:: Text block ::

# Oddball Phase Convertor - will it work? Could it work?



## British Steel (May 13, 2017)

With the New-To-Me Proper Mill likely to come to my "shop" in the next week or so, I really need to think about powering it: I saw an interesting rotary convertor http://www.mig-welding.co.uk/forum/threads/rotary-phase-converter-plans.32135/#post-350783 which is switchable between 240 and 415 volts from a 240v source - only downside is some needed complication and, for us Europeans, the lack of available 240/415 dual-voltage motors in the 7-10 HP (5 - 7.5kw) range (they seem to stop at 3kw)...

I've seen a few rotary convertors where a second idler can be switched in which would make 8HP/6kw feasible, assuming I can find a box big enough for all the required contactors and capacitors (could be 6 or more, particularly with the way I overdo things!) can anyone see a reason why this would be a Very Bad Idea, other than needing some interlocking of the contactors so both motors would switch voltages together etc.? It could be possible to have a "dual-range" convertor where the second motor could be switched in for heavy loads* but it would save a little energy with a single motor if only a couple of HP were required, is my guess.

Although I'm quite good with electronics, rotating fields etc. puzzle me !

Dave H. (the other one)

* a current-sensing relay feeding the contactor(s)? Manual would do, but why not over-complicate it if I can?


----------



## markba633csi (May 15, 2017)

I see a problem keeping the two idler motors in phase with each other, unless the shafts are connected together.  Is that what you were thinking? Seems like a workable scheme.  You would need to switch the "tuning" capacitors in and out.  
Mark S.


----------



## British Steel (May 16, 2017)

Thanks Mark.

I don't think it's essential to couple the two motors, once an RPC's running other motors (e.g. an idling lathe) add to its capacity, e.g. a 3HP RPC powering a 2HP lathe motor gives a 5HP RPC to power other tools.
My thinking is that the second idler motor could be switched in complete with its balancing capacitors using a couple of 3 or 4-pole contactors big enough for the individual motor current/voltage when extra HP was needed? Balancing should be possible per-motor: start with idler 1,, switch to 415 (star) and measure voltages, balance; run idler 1 and switch to 415, start idler 2 and disconnect idler 1, measure voltages and balance, add PF cap; switch idler 1 back in, checks, add idler 1 PF cap - Robert's one's parent's sibling?


----------



## markba633csi (May 16, 2017)

If your first statement is true then I've learned something new today.  I had no idea one could essentially "extend" the power rating with a second motor which would normally be a load for the first RPC.  Very interesting.  A couple of relays and capacitors for the PF adjustment.  Let us know how it works.

:::
:: Material shown ::

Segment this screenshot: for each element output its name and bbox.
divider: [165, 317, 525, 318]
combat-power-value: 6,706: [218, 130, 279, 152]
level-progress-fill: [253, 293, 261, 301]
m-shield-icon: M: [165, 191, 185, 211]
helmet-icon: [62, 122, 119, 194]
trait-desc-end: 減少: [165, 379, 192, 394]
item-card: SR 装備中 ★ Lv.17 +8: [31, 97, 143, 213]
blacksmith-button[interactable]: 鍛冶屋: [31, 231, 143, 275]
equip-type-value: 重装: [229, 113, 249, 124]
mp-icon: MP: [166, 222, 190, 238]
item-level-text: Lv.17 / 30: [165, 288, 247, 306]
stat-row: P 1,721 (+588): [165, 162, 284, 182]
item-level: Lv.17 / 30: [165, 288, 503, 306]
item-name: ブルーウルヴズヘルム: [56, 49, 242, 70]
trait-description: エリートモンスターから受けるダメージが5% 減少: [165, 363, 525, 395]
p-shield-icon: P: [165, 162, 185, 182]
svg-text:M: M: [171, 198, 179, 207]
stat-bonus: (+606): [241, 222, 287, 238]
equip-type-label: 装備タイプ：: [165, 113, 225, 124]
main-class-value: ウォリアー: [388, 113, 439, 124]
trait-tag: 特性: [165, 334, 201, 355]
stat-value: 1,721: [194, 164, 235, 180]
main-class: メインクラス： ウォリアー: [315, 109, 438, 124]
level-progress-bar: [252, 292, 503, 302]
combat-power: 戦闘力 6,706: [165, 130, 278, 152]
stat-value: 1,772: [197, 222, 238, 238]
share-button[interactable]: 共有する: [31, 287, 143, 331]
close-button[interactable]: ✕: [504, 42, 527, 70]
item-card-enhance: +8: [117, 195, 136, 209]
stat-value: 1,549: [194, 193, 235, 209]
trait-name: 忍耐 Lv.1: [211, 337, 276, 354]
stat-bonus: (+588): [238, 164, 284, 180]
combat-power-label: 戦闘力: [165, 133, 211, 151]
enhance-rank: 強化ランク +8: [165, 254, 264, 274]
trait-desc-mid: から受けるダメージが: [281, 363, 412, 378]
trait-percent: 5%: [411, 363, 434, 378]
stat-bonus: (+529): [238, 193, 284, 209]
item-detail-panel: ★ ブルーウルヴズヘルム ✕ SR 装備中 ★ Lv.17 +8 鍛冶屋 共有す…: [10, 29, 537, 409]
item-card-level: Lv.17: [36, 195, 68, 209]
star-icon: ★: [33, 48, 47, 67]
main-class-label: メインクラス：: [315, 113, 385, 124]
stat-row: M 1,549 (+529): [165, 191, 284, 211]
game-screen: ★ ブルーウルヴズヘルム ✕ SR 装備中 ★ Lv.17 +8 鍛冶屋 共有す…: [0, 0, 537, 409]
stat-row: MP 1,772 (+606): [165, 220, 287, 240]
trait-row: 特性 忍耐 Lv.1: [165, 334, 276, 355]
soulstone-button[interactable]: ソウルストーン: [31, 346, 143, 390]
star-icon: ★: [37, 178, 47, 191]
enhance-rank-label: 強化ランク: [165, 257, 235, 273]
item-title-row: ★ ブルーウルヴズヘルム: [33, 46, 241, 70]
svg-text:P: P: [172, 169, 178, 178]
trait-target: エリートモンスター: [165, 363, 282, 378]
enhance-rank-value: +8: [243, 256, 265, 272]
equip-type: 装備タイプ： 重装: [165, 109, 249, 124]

:::

Problem statement: Rewrite the part of the forum thread that opens with the words containing "With the New-To-Me" and closes with "stop at 3kw)...", renaming "Proper Mill" to "milling machine" throughout.

Exercise solution:
With the New-To-Me milling machine likely to come to my "shop" in the next week or so, I really need to think about powering it: I saw an interesting rotary convertor http://www.mig-welding.co.uk/forum/threads/rotary-phase-converter-plans.32135/#post-350783 which is switchable between 240 and 415 volts from a 240v source - only downside is some needed complication and, for us Europeans, the lack of available 240/415 dual-voltage motors in the 7-10 HP (5 - 7.5kw) range (they seem to stop at 3kw)...